Au lever, à 6 h, un superbe soleil éclaire les alentours et il fait déjà chaud. Dans la vallée, une mer de nuages crémeux stagne ; ils se disperseront peu à peu durant la matinée. Nous sommes au-dessus de tout cela. Sur nous, le ciel reste bleu. Un petit berger chante quelque part et sa voix résonne sur les parois. La source murmure, les mules tournent autour de leurs piquets et mâchent la paille qu’on leur a donnée. La terre est rouge et produit d’étranges fleurs vertes sur les touffes d’euphorbes.

En berbère, praline se dit « kaokao » mais bonbon se dit « fanide ». C’est un mot que nous entendrons souvent de la part des enfants. L’injure de surprise, qui se dit merde en français est en berbère « zeit » (prononcer khsiete en crachant le kh). « Balek » signifie dégage ! et « azi », viens. De même nous avons « makein moukhil » = pas de problème, « chrob » = boite, « magana » = montre, « chbib » = raisin sec, « louze » = amande, « tierbatine » = gazelle. « Ya » veut dire oui et « hoho », non. En arabe ou en berbère, « yallah » signifie « on y va » et « la choukrane al anajib », merci.

Nous partons explorer le col de Tizi n’Tirghist, une centaine de mètres plus haut que le camp. Il se situe au pied de la corne nord de la table du Rhat, où sont gravés des signes rupestres sur les dalles de grès rose. Boucliers, lances, chevaux, attelages… les signes sont ceux d’un peuple agriculteur et guerrier, il y a probablement 3000 ans. Mais les gravures ont pu subsister jusque vers l’an 1000 de notre ère.

Le col est un lieu remarquable, peut-être inquiétant. Mettre sa marque en cet endroit, c’est marquer son territoire. Les chats pissent contre un buisson, les hommes, plus subtils, gravent des symboles. Justement, marquer des boucliers en grand nombre à cet endroit est sans doute une forme de protection contre ce qu’il y a au-delà, démons de la montagne ou hommes de la vallée suivante. Les « boucliers » sont des gravures rondes, munies d’un point central et striées en demi-cercle.

Le ciel est pur à cette hauteur, d’un bleu pastel. L’herbe est bien verte fleurie de boutons d’or, l’une de mes fleurs d’enfance avec la pâquerette et la giroflée. Des coquelicots mettent leur note rouge dans les champs encore verts. Une petite fille que nous croisons en porte un chargement sur le dos, « pour les vaches », nous dit-on. De jeunes bergers curieux descendent jusqu’à nous, à qui nous donnons des figues sèches et des amandes. Des villages surgissent un peu partout. On entend dans les lointains des cris d’enfants. Le cricri des grillons, les trilles des oiseaux peuplent l’étendue, sous le soleil à peine voilé parfois de légers cumulus. Les montagnes alentour alignent leurs strates horizontales comme un rempart protecteur. Des plaques de neige éternelle rappellent cependant que le climat est rude en hiver.

- _Données_:
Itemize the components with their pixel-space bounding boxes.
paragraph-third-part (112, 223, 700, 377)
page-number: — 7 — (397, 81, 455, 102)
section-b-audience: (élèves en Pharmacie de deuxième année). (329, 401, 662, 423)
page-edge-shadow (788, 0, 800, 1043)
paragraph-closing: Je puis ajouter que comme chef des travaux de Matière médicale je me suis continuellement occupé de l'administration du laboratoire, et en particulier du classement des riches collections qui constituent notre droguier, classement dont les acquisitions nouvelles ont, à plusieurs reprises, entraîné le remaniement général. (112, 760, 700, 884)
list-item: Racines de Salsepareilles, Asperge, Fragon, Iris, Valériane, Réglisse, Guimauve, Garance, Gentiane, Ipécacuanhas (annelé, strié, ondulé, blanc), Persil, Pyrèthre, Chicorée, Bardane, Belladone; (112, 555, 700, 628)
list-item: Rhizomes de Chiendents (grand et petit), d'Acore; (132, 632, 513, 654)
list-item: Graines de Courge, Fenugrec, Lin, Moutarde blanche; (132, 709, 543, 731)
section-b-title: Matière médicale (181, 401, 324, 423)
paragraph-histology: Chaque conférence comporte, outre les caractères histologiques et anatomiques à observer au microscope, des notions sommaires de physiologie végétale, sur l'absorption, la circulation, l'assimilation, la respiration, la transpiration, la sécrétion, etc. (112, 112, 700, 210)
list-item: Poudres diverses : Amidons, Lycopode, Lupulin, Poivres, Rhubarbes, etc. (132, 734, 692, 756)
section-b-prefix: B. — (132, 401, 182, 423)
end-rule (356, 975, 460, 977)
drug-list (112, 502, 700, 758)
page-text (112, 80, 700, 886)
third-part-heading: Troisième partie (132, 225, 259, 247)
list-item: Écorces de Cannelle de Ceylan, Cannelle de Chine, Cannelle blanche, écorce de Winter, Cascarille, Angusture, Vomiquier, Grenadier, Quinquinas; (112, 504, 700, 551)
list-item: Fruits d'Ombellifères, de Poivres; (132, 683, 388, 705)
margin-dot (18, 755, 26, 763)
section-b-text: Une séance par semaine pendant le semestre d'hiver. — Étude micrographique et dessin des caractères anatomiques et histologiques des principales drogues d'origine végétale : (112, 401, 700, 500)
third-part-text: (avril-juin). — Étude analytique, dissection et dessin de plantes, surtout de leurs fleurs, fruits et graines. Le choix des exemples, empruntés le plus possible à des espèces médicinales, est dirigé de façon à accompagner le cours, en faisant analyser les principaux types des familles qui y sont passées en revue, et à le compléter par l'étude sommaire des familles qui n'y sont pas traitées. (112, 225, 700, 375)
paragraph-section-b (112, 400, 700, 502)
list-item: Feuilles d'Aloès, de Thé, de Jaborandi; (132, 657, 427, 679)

- _Consigne 1_: Recopiez le récit de voyage en montagne de « Au lever, à » à « les touffes d’euphorbes. ».
- _Consigne 2_: Écrivez la suite du récit de voyage en montagne à partir de l'endroit où il s'arrête.

- _Réponse rédigée 1_:
Au lever, à 6 h, un superbe soleil éclaire les alentours et il fait déjà chaud. Dans la vallée, une mer de nuages crémeux stagne ; ils se disperseront peu à peu durant la matinée. Nous sommes au-dessus de tout cela. Sur nous, le ciel reste bleu. Un petit berger chante quelque part et sa voix résonne sur les parois. La source murmure, les mules tournent autour de leurs piquets et mâchent la paille qu’on leur a donnée. La terre est rouge et produit d’étranges fleurs vertes sur les touffes d’euphorbes.

- _Réponse rédigée 2_:
Nous suivons la vallée sur une petite piste creusée par le pas des mules et des vaches qui vont aux pâturages. Nous croisons plusieurs troupeaux de tous ordres sur la piste, deux ou trois vaches rousses aux petites cornes, conduites par une fillette ou un garçonnet. Plusieurs filles déjà adolescentes ramènent sur leurs dos des bottes de coquelicots et autres herbes mélangées. Elles avancent courbées en deux, la botte deux fois plus grosse que leur corps, tenue sur les épaules par une corde. On dirait des fourmis, grignotant pas à pas la distance du champ à l’étable.

La terre est irriguée de rigoles tracées depuis des générations et les champs se multiplient. Souvent l’orge est mélangé à l’avoine, un peu de maïs pousse plus loin, puis des pommes de terre. Tout est conçu pour l’autarcie : nourrir les hommes et les bêtes, mais sans guère de surplus à vendre sur les marchés. Les gamins qui nous regardent, de leurs grands yeux emplis de curiosité pour l’étrange que nous représentons, sont habillés selon la tradition, en djellaba. A force de jouer dans la terre, ils en ont pris la couleur. Seuls deux yeux noir ou brun qui brillent dans leur visage paraissent éternellement neufs.

Pique-nique et campement à 2300 m d’altitude, à une heure du dernier village de Tarbat n’Tirsal. Demain, nous attaquons la montagne. Le ciel se couvre, le vent suit les méandres de la vallée. Si le soleil est brûlant lorsqu’il règne au ciel, il fait frais dès qu’il se cache. L’après-midi est consacrée au repos, dans l’attente des fatigues de demain.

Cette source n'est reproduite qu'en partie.